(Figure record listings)
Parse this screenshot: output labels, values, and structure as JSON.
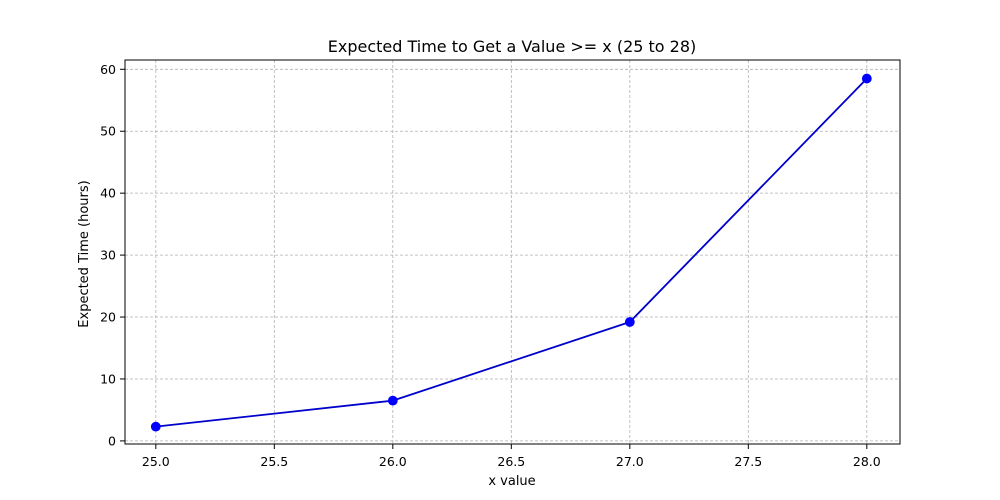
{
  "chart_data": {
    "type": "line",
    "title": "Expected Time to Get a Value >= x (25 to 28)",
    "xlabel": "x value",
    "ylabel": "Expected Time (hours)",
    "xlim": [
      24.87,
      28.14
    ],
    "ylim": [
      -0.5,
      61.5
    ],
    "xticks": [
      "25.0",
      "25.5",
      "26.0",
      "26.5",
      "27.0",
      "27.5",
      "28.0"
    ],
    "yticks": [
      "0",
      "10",
      "20",
      "30",
      "40",
      "50",
      "60"
    ],
    "grid": true,
    "legend": "none",
    "series": [
      {
        "x": [
          25,
          26,
          27,
          28
        ],
        "y": [
          2.3,
          6.5,
          19.2,
          58.5
        ],
        "color": "#0000cc",
        "marker_color": "#0000ff",
        "marker": "circle"
      }
    ]
  }
}
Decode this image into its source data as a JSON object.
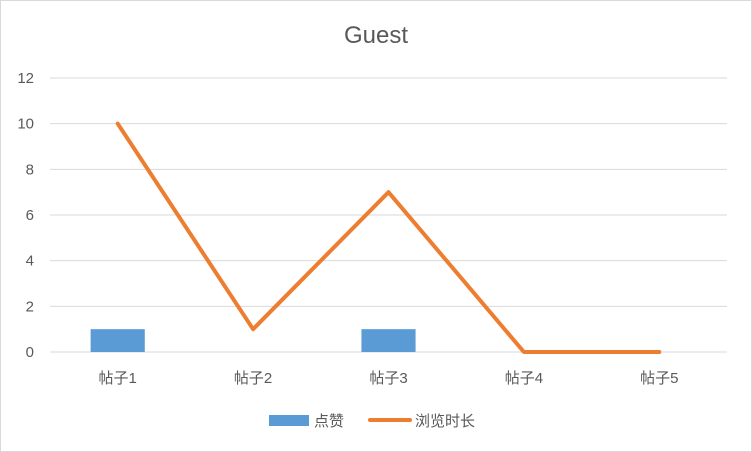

# TASK STATEMENT
Reproduce the full material exactly, excluding the pictures.

# EXERCISE RESPONSE
Parse this screenshot: output labels, values, and structure as JSON.
{
  "chart_data": {
    "type": "line",
    "title": "Expected Time to Get a Value >= x (25 to 28)",
    "xlabel": "x value",
    "ylabel": "Expected Time (hours)",
    "xlim": [
      24.87,
      28.14
    ],
    "ylim": [
      -0.5,
      61.5
    ],
    "xticks": [
      "25.0",
      "25.5",
      "26.0",
      "26.5",
      "27.0",
      "27.5",
      "28.0"
    ],
    "yticks": [
      "0",
      "10",
      "20",
      "30",
      "40",
      "50",
      "60"
    ],
    "grid": true,
    "legend": "none",
    "series": [
      {
        "x": [
          25,
          26,
          27,
          28
        ],
        "y": [
          2.3,
          6.5,
          19.2,
          58.5
        ],
        "color": "#0000cc",
        "marker_color": "#0000ff",
        "marker": "circle"
      }
    ]
  }
}
Decode this image into its source data as a JSON object.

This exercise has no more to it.